[Dataset rows]
— BEGIN —

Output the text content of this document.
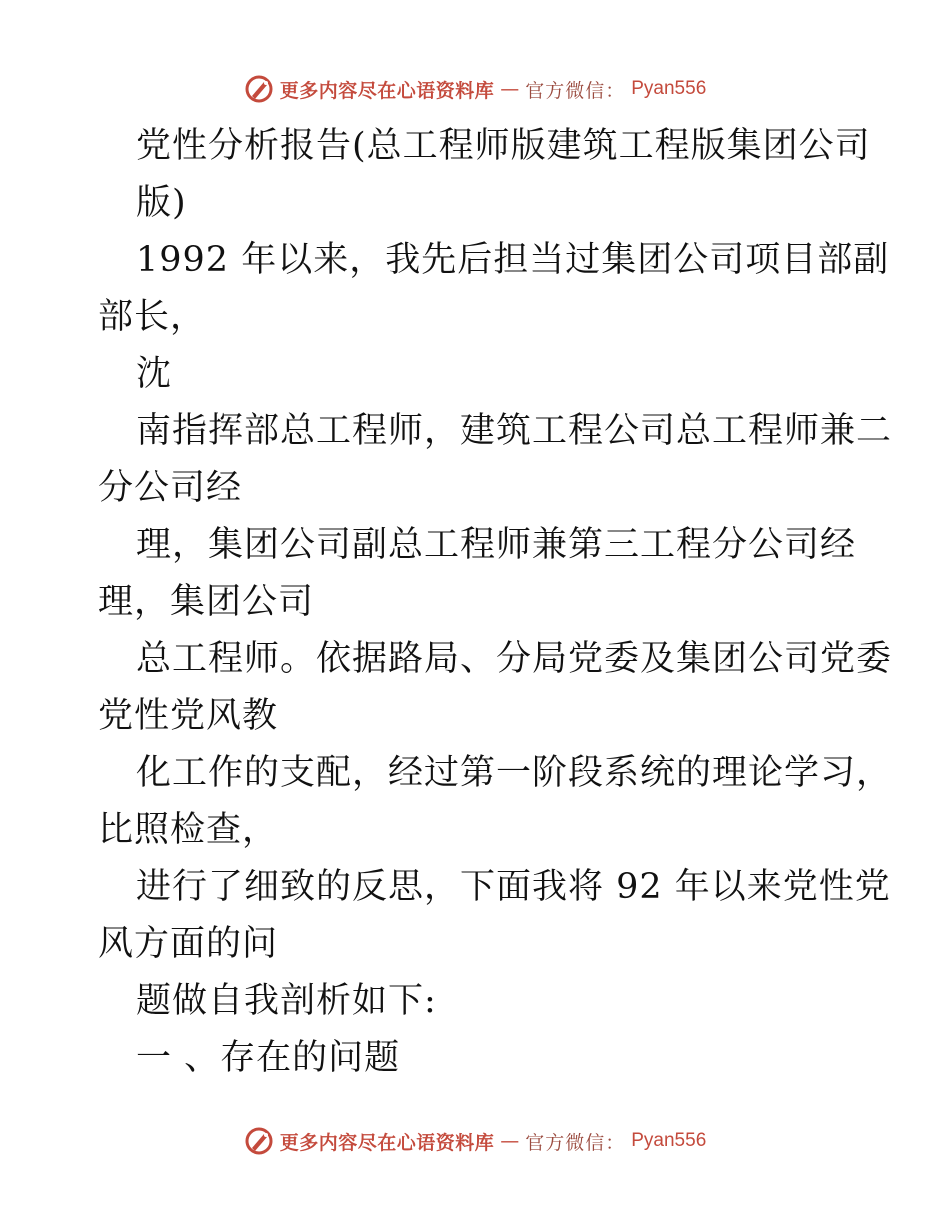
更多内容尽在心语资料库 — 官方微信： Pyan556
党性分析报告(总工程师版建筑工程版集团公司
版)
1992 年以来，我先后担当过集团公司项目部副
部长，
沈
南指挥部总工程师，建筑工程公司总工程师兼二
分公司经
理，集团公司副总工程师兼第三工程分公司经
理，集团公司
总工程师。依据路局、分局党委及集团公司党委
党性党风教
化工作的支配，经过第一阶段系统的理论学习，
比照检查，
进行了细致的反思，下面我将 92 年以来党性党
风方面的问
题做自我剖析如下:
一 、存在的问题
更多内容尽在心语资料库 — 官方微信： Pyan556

— END —

* _INSTRUCTION_
Reproduce the full listing faithfully, but do not carry over any pictures.

* _REPLY_
Output the text content of this document.
更多内容尽在心语资料库 — 官方微信： Pyan556
党性分析报告(总工程师版建筑工程版集团公司
版)
1992 年以来，我先后担当过集团公司项目部副
部长，
沈
南指挥部总工程师，建筑工程公司总工程师兼二
分公司经
理，集团公司副总工程师兼第三工程分公司经
理，集团公司
总工程师。依据路局、分局党委及集团公司党委
党性党风教
化工作的支配，经过第一阶段系统的理论学习，
比照检查，
进行了细致的反思，下面我将 92 年以来党性党
风方面的问
题做自我剖析如下:
一 、存在的问题
更多内容尽在心语资料库 — 官方微信： Pyan556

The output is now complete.